--- Exercise task ---
Extract and list every line that contains the word "information".

--- Record extracts ---
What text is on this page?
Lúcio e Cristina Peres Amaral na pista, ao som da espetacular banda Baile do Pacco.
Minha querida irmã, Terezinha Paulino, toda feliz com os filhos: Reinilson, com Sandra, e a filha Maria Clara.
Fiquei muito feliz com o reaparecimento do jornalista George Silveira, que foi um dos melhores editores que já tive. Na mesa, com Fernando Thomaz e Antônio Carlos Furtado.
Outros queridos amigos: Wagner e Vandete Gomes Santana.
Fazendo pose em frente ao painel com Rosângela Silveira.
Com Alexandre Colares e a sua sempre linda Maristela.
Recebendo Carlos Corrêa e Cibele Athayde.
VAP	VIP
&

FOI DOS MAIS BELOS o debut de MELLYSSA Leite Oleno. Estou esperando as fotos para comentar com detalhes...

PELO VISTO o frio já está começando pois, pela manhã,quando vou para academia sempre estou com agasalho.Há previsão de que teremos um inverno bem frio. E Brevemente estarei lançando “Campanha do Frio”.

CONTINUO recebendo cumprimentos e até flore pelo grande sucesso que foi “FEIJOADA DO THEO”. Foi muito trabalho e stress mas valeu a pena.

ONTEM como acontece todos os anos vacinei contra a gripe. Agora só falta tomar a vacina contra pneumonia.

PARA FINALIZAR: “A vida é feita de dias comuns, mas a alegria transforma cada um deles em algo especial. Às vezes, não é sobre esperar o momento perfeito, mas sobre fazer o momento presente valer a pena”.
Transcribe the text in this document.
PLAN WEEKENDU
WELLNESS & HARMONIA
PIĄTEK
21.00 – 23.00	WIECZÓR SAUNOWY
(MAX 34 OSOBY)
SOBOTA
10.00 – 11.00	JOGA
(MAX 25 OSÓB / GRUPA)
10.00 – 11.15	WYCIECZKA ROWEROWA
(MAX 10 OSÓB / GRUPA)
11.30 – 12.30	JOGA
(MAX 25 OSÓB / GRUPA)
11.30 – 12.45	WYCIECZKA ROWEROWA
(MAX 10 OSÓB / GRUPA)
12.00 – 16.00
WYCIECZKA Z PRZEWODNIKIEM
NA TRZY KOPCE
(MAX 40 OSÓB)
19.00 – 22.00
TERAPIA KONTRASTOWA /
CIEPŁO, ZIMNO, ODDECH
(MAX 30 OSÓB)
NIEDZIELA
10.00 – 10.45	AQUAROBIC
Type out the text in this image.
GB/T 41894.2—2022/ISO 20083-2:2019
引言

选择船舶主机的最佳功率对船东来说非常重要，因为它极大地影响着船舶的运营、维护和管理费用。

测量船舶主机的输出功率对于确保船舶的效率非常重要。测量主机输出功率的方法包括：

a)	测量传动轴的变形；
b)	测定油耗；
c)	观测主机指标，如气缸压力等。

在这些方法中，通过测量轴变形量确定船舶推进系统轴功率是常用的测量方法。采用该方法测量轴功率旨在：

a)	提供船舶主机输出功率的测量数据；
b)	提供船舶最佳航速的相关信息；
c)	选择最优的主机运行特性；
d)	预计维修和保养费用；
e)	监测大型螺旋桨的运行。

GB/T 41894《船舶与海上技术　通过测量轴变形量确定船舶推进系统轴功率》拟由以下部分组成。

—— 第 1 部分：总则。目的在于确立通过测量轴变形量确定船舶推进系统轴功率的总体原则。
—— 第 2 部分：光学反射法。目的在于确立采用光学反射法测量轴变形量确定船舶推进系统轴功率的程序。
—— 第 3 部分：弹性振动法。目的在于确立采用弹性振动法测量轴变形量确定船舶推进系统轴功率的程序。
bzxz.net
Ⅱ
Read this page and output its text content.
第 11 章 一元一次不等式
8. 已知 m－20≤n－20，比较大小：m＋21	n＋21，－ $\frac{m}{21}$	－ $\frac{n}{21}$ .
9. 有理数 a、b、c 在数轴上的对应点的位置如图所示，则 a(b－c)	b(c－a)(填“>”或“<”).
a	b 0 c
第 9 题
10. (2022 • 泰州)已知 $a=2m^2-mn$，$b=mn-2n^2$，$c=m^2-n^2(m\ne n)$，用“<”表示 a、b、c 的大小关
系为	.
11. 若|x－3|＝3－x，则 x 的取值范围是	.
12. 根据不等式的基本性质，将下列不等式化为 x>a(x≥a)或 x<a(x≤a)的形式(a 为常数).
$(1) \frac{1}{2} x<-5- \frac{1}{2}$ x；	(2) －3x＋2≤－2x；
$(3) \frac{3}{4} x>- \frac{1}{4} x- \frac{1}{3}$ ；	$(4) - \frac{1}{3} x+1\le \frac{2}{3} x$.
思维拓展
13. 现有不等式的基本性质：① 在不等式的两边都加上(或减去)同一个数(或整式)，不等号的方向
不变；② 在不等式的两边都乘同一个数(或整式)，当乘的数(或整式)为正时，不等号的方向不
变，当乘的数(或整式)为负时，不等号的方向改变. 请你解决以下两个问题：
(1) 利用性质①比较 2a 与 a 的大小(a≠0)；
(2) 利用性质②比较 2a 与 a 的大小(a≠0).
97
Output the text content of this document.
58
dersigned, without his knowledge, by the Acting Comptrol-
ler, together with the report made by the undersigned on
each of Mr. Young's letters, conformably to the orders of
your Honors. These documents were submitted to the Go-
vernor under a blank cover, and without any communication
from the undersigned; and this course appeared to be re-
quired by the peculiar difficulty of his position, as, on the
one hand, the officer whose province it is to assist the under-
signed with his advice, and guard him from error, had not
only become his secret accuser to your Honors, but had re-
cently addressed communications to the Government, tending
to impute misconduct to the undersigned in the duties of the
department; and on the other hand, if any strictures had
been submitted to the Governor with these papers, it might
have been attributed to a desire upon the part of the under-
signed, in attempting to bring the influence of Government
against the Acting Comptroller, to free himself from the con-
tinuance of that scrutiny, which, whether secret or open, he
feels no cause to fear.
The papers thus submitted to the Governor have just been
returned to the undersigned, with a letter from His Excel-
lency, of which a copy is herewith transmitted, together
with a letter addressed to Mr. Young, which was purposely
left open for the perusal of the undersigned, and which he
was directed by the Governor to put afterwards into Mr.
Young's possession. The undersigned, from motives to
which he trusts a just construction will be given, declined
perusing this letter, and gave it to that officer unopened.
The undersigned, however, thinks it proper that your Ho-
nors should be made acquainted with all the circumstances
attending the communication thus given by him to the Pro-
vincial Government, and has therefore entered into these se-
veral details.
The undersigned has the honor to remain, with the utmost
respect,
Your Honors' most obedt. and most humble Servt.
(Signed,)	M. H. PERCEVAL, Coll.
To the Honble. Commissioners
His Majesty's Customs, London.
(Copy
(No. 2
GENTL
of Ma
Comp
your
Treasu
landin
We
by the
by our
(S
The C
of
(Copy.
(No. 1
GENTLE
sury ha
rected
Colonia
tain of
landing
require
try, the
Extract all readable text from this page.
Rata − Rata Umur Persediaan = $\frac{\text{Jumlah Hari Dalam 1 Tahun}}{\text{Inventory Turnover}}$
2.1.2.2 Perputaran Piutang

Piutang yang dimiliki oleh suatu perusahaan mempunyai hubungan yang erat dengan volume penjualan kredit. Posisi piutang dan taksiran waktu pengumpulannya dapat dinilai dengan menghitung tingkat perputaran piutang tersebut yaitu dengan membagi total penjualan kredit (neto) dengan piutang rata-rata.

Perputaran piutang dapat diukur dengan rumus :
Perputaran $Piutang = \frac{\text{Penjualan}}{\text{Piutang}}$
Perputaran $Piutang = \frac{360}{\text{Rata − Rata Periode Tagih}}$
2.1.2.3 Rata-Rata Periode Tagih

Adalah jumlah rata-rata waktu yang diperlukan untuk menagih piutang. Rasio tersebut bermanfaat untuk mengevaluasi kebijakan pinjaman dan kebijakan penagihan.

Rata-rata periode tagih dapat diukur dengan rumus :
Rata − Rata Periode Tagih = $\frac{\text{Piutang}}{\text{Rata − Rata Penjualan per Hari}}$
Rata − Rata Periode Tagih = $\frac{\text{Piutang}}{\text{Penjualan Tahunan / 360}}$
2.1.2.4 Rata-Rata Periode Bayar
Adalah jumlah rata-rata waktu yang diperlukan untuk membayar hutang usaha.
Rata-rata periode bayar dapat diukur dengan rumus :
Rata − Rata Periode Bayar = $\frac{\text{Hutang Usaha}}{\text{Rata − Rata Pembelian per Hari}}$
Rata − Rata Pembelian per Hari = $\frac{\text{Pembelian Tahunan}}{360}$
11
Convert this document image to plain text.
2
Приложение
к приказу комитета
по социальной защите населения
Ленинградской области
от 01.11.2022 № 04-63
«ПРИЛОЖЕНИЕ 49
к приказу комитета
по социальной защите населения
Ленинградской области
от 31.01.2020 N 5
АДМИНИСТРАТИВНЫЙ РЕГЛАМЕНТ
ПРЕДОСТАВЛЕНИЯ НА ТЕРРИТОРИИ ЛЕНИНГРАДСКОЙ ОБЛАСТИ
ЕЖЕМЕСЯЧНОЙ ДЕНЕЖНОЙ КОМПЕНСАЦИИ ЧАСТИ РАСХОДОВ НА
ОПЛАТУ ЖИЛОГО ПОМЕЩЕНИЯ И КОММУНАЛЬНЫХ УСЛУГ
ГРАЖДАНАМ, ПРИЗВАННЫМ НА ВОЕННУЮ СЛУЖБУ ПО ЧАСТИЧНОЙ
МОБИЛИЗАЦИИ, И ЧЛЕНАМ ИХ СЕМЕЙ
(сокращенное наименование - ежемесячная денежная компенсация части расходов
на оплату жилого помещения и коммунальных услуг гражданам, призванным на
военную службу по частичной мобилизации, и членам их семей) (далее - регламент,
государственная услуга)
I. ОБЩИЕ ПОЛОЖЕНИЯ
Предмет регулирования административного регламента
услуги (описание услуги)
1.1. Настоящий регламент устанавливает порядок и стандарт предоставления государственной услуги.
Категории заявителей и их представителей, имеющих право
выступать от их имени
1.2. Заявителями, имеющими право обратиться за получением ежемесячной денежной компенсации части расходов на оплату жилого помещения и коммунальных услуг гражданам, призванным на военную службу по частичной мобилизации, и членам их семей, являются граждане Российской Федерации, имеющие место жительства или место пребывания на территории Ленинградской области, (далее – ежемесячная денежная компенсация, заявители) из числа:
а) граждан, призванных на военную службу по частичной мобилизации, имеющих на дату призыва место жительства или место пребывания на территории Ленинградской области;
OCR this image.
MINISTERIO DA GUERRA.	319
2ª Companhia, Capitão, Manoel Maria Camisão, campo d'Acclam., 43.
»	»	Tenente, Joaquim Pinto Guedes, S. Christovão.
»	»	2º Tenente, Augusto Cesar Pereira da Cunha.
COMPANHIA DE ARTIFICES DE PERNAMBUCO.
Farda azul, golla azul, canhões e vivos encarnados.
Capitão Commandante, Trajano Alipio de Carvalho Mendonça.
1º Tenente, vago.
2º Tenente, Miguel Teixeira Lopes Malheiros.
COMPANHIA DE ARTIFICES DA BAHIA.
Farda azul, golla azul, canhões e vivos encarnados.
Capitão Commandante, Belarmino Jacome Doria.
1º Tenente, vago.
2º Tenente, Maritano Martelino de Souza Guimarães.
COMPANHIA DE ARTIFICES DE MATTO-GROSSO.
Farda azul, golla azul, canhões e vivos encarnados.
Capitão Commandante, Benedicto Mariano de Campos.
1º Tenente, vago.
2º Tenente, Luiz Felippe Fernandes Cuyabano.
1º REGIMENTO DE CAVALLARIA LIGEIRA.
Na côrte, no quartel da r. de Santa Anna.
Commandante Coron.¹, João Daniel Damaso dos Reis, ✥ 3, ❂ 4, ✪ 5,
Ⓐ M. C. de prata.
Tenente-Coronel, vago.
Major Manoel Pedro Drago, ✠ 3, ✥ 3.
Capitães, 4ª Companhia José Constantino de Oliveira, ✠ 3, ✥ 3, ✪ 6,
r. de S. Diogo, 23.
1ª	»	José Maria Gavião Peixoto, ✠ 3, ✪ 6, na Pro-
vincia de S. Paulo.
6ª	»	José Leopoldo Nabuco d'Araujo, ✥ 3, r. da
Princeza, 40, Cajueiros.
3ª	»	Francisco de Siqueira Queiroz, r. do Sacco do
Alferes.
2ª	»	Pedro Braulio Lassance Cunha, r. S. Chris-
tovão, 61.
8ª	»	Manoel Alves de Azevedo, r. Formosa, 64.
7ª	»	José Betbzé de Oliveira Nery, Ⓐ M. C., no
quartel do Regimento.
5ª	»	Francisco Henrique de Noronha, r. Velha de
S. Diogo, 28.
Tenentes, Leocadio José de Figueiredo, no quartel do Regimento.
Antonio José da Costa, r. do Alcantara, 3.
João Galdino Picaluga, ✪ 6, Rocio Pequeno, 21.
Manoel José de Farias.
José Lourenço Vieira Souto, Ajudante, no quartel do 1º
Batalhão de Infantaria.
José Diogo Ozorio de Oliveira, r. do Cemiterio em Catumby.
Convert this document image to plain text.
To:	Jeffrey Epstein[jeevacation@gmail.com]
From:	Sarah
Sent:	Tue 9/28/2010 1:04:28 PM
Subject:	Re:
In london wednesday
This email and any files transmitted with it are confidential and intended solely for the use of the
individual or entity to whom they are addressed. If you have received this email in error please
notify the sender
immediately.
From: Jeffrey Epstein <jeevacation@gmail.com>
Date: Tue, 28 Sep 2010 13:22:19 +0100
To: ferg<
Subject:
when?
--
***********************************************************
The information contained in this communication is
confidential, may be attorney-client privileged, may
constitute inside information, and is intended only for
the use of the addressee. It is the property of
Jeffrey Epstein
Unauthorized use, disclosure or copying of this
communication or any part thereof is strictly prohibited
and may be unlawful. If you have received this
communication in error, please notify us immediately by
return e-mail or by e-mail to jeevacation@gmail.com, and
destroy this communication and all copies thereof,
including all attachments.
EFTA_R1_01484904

--- Result below ---
The information contained in this communication is
constitute inside information, and is intended only for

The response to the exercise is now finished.